WHAT THE TASK ASKS: Give all the lines below again, exactly, with no pictures.

-- Start of RECORDED DATA --

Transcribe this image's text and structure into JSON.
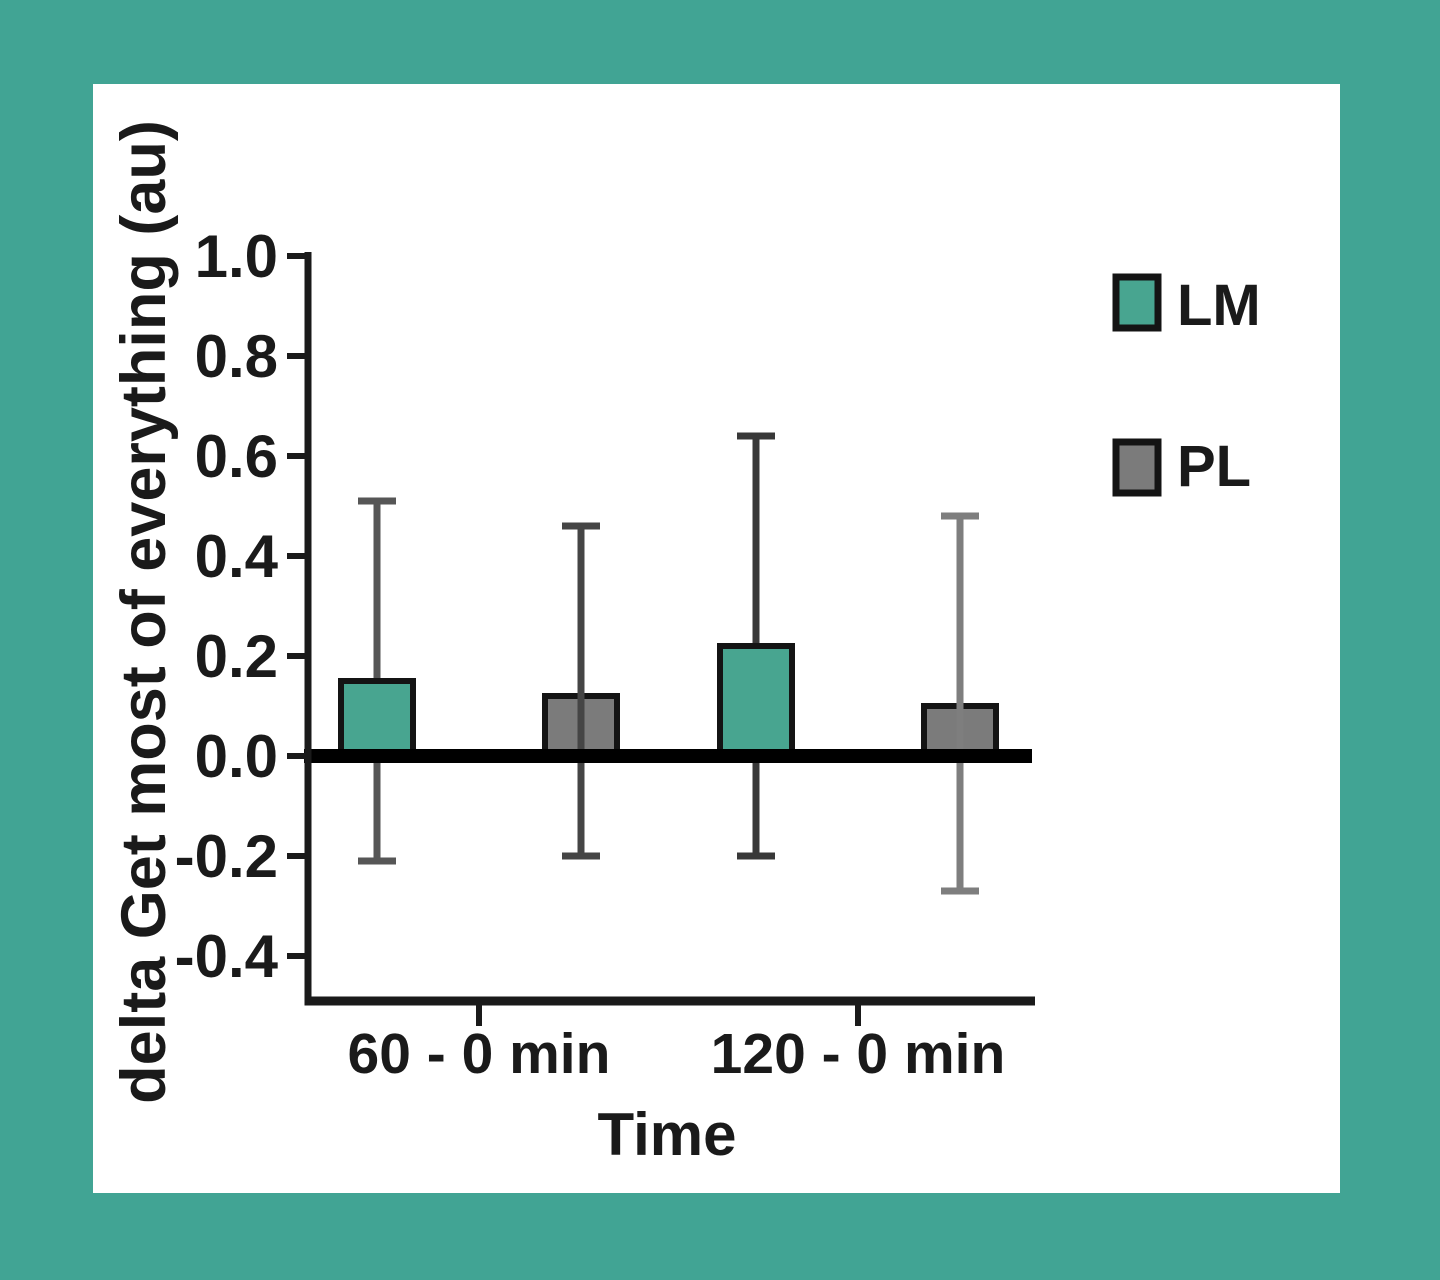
{
  "page": {
    "background_color": "#41a494",
    "panel_color": "#ffffff"
  },
  "chart_data": {
    "type": "bar",
    "title": "",
    "xlabel": "Time",
    "ylabel": "delta Get most of everything (au)",
    "categories": [
      "60 - 0 min",
      "120 - 0 min"
    ],
    "series": [
      {
        "name": "LM",
        "color": "#48a590",
        "values": [
          0.15,
          0.22
        ],
        "error_upper": [
          0.51,
          0.64
        ],
        "error_lower": [
          -0.21,
          -0.2
        ],
        "whisker_colors": [
          "#565656",
          "#383838"
        ],
        "whisker_in_front": false
      },
      {
        "name": "PL",
        "color": "#7b7b7b",
        "values": [
          0.12,
          0.1
        ],
        "error_upper": [
          0.46,
          0.48
        ],
        "error_lower": [
          -0.2,
          -0.27
        ],
        "whisker_colors": [
          "#454545",
          "#7e7e7e"
        ],
        "whisker_in_front": true
      }
    ],
    "ylim": [
      -0.4,
      1.0
    ],
    "yticks": [
      1.0,
      0.8,
      0.6,
      0.4,
      0.2,
      0.0,
      -0.2,
      -0.4
    ],
    "ytick_labels": [
      "1.0",
      "0.8",
      "0.6",
      "0.4",
      "0.2",
      "0.0",
      "-0.2",
      "-0.4"
    ],
    "baseline": 0,
    "grid": false,
    "legend_position": "upper-right",
    "bar_edge_color": "#141414",
    "zero_line_color": "#000000",
    "axis_color": "#1a1a1a"
  }
}
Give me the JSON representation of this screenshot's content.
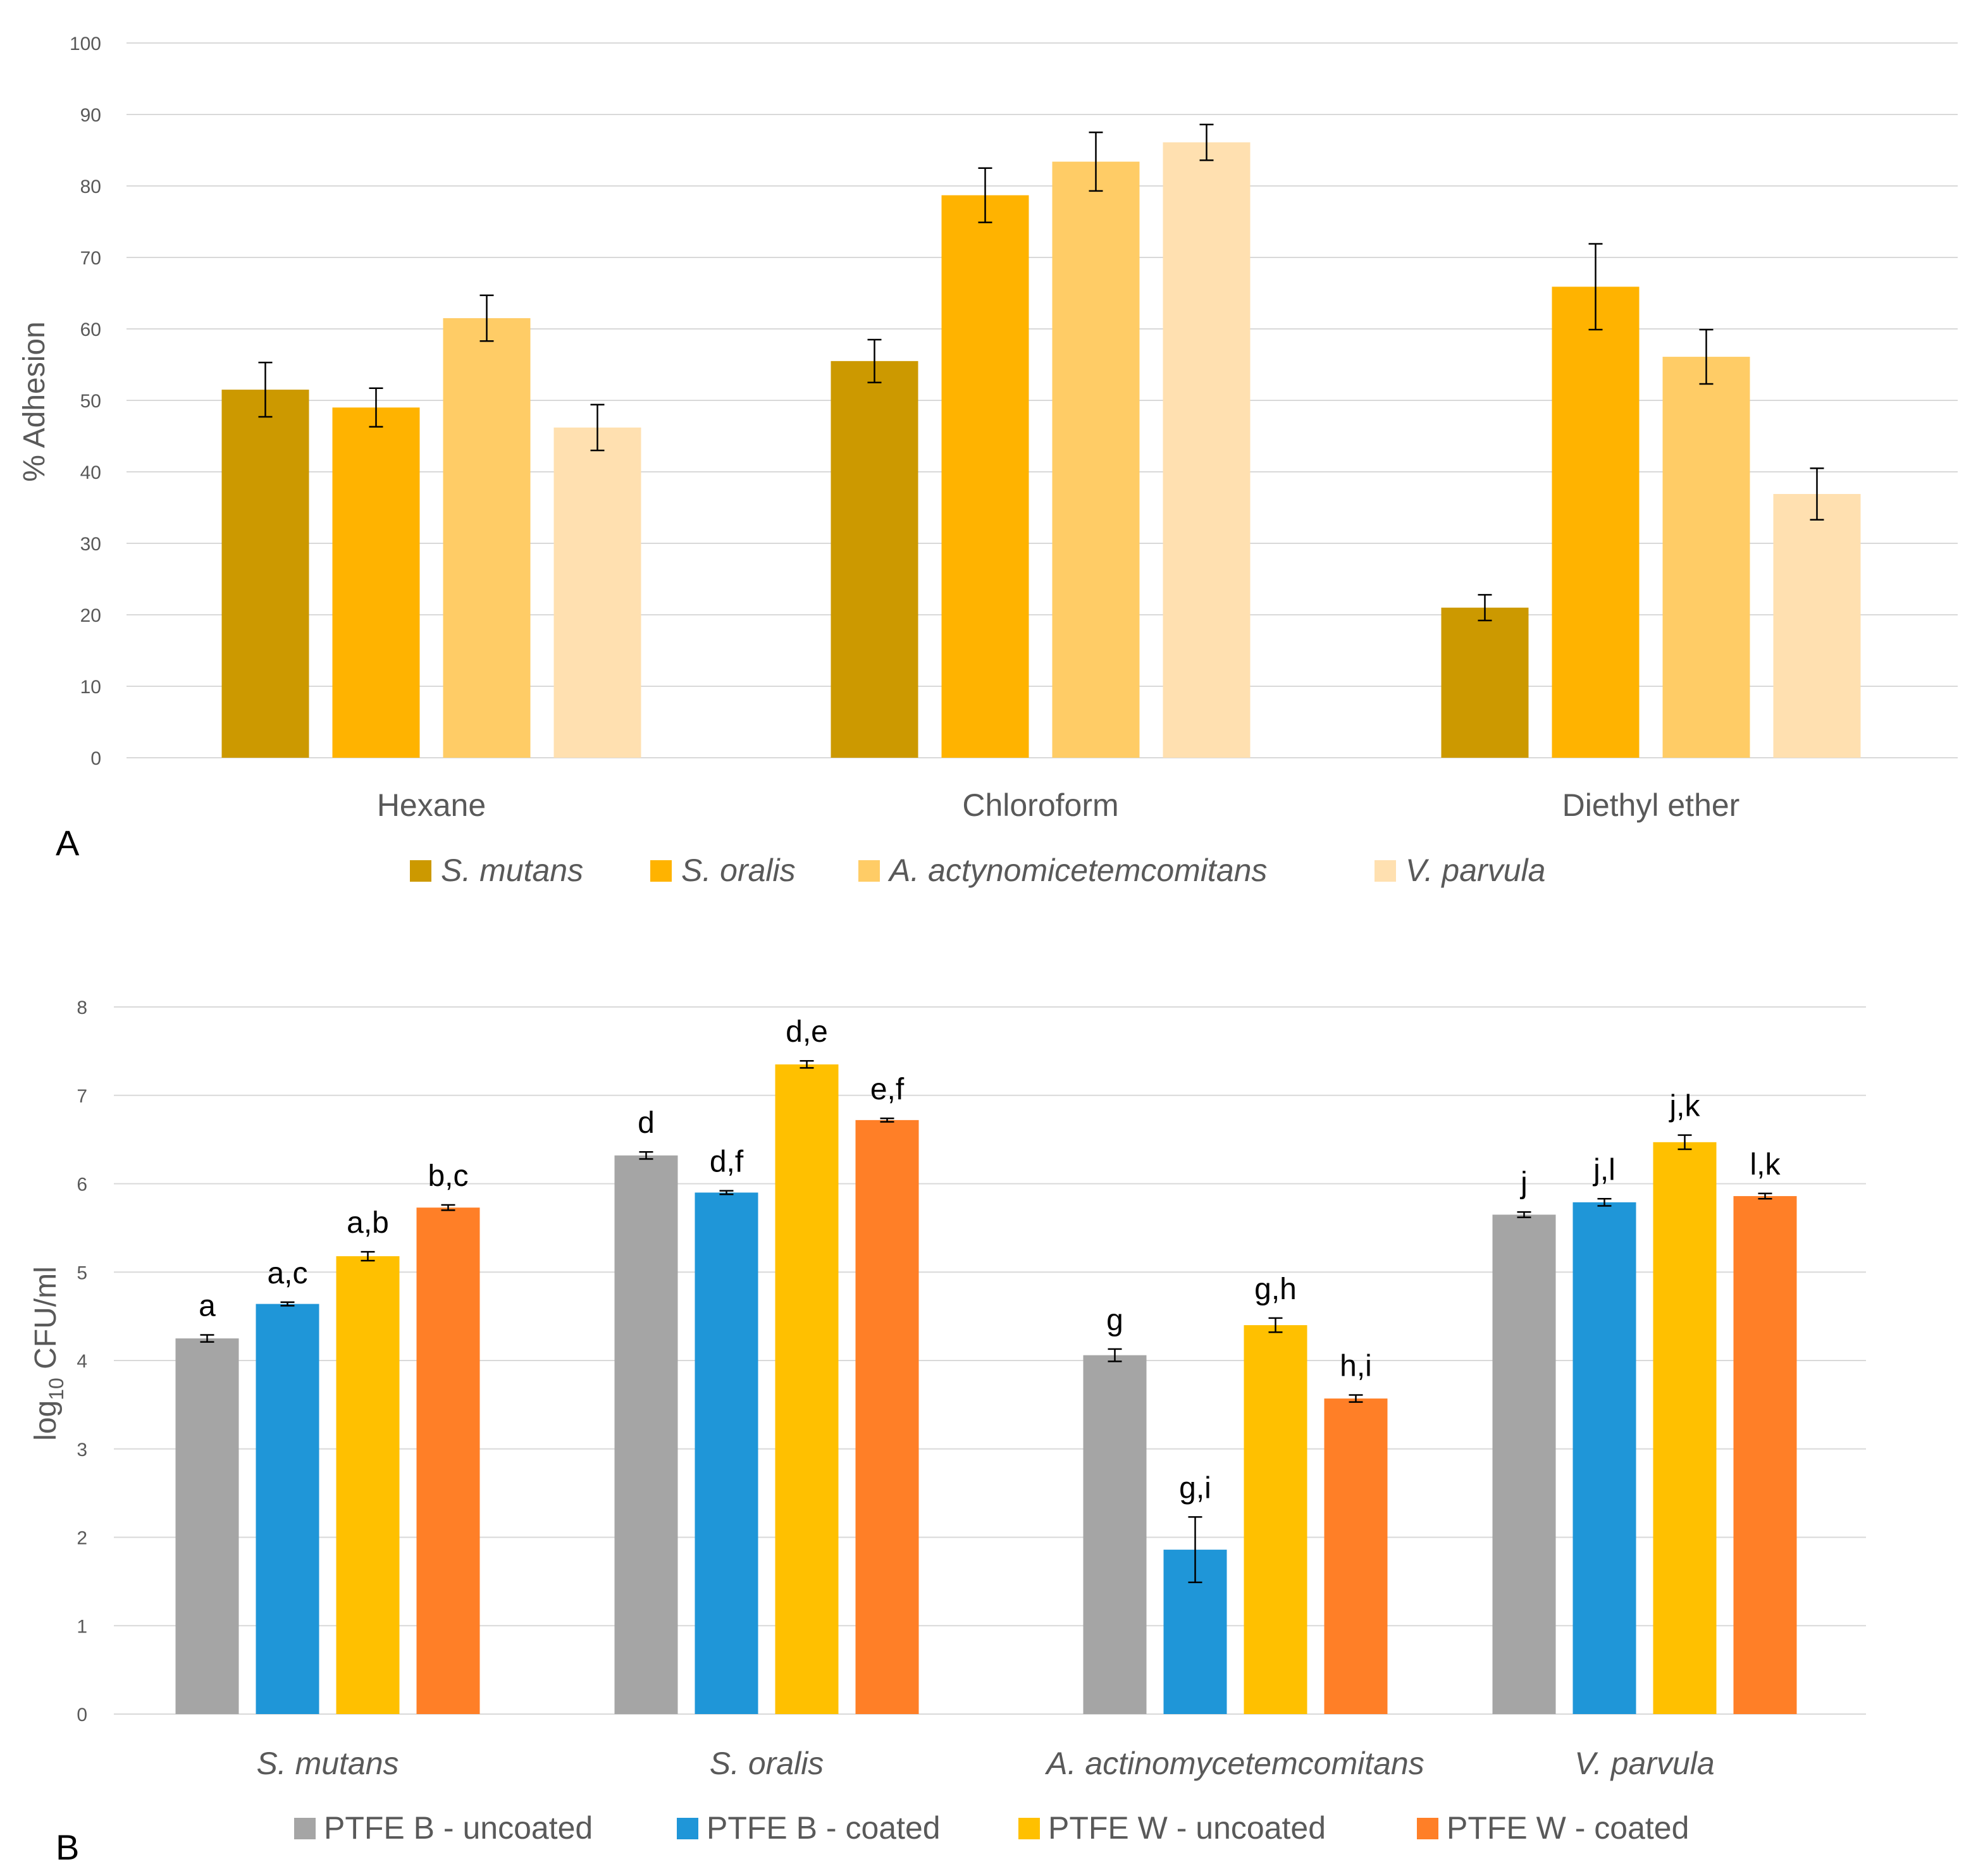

-- End of RECORDED DATA --

WORKED SOLUTION:
Transcribe this image's text and structure into JSON.
{
  "page": {
    "background_color": "#41a494",
    "panel_color": "#ffffff"
  },
  "chart_data": {
    "type": "bar",
    "title": "",
    "xlabel": "Time",
    "ylabel": "delta Get most of everything (au)",
    "categories": [
      "60 - 0 min",
      "120 - 0 min"
    ],
    "series": [
      {
        "name": "LM",
        "color": "#48a590",
        "values": [
          0.15,
          0.22
        ],
        "error_upper": [
          0.51,
          0.64
        ],
        "error_lower": [
          -0.21,
          -0.2
        ],
        "whisker_colors": [
          "#565656",
          "#383838"
        ],
        "whisker_in_front": false
      },
      {
        "name": "PL",
        "color": "#7b7b7b",
        "values": [
          0.12,
          0.1
        ],
        "error_upper": [
          0.46,
          0.48
        ],
        "error_lower": [
          -0.2,
          -0.27
        ],
        "whisker_colors": [
          "#454545",
          "#7e7e7e"
        ],
        "whisker_in_front": true
      }
    ],
    "ylim": [
      -0.4,
      1.0
    ],
    "yticks": [
      1.0,
      0.8,
      0.6,
      0.4,
      0.2,
      0.0,
      -0.2,
      -0.4
    ],
    "ytick_labels": [
      "1.0",
      "0.8",
      "0.6",
      "0.4",
      "0.2",
      "0.0",
      "-0.2",
      "-0.4"
    ],
    "baseline": 0,
    "grid": false,
    "legend_position": "upper-right",
    "bar_edge_color": "#141414",
    "zero_line_color": "#000000",
    "axis_color": "#1a1a1a"
  }
}
Give me the JSON representation of this screenshot's content.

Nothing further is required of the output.